**TO DO:**
Write out the whole listing, matching it exactly.

**RAW DATA:**
— Start —
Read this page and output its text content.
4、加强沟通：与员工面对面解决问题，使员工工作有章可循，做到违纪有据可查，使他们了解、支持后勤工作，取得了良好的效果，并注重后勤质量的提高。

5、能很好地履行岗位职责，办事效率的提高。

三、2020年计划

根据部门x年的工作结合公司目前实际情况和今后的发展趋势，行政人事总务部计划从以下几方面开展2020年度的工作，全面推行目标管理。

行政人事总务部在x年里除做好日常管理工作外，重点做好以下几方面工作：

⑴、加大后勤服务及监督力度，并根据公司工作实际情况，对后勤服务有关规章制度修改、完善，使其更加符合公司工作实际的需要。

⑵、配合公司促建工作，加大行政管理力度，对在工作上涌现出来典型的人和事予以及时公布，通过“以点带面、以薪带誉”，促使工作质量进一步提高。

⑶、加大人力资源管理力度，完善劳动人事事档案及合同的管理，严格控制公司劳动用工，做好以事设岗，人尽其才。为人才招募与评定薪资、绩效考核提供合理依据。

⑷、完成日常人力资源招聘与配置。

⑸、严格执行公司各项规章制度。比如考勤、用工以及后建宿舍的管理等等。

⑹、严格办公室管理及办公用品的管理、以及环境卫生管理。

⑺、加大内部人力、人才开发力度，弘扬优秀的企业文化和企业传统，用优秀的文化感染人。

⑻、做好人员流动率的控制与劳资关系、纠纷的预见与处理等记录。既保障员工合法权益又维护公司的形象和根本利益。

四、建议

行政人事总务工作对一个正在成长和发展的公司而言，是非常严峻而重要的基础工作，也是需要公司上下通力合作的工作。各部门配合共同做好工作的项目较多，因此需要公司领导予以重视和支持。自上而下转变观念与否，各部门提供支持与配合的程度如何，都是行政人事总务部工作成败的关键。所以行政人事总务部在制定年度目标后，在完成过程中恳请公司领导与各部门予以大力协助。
— End —
**SOLUTION TO THE EXERCISE:**
Read this page and output its text content.
4、加强沟通：与员工面对面解决问题，使员工工作有章可循，做到违纪有据可查，使他们了解、支持后勤工作，取得了良好的效果，并注重后勤质量的提高。

5、能很好地履行岗位职责，办事效率的提高。

三、2020年计划

根据部门x年的工作结合公司目前实际情况和今后的发展趋势，行政人事总务部计划从以下几方面开展2020年度的工作，全面推行目标管理。

行政人事总务部在x年里除做好日常管理工作外，重点做好以下几方面工作：

⑴、加大后勤服务及监督力度，并根据公司工作实际情况，对后勤服务有关规章制度修改、完善，使其更加符合公司工作实际的需要。

⑵、配合公司促建工作，加大行政管理力度，对在工作上涌现出来典型的人和事予以及时公布，通过“以点带面、以薪带誉”，促使工作质量进一步提高。

⑶、加大人力资源管理力度，完善劳动人事事档案及合同的管理，严格控制公司劳动用工，做好以事设岗，人尽其才。为人才招募与评定薪资、绩效考核提供合理依据。

⑷、完成日常人力资源招聘与配置。

⑸、严格执行公司各项规章制度。比如考勤、用工以及后建宿舍的管理等等。

⑹、严格办公室管理及办公用品的管理、以及环境卫生管理。

⑺、加大内部人力、人才开发力度，弘扬优秀的企业文化和企业传统，用优秀的文化感染人。

⑻、做好人员流动率的控制与劳资关系、纠纷的预见与处理等记录。既保障员工合法权益又维护公司的形象和根本利益。

四、建议

行政人事总务工作对一个正在成长和发展的公司而言，是非常严峻而重要的基础工作，也是需要公司上下通力合作的工作。各部门配合共同做好工作的项目较多，因此需要公司领导予以重视和支持。自上而下转变观念与否，各部门提供支持与配合的程度如何，都是行政人事总务部工作成败的关键。所以行政人事总务部在制定年度目标后，在完成过程中恳请公司领导与各部门予以大力协助。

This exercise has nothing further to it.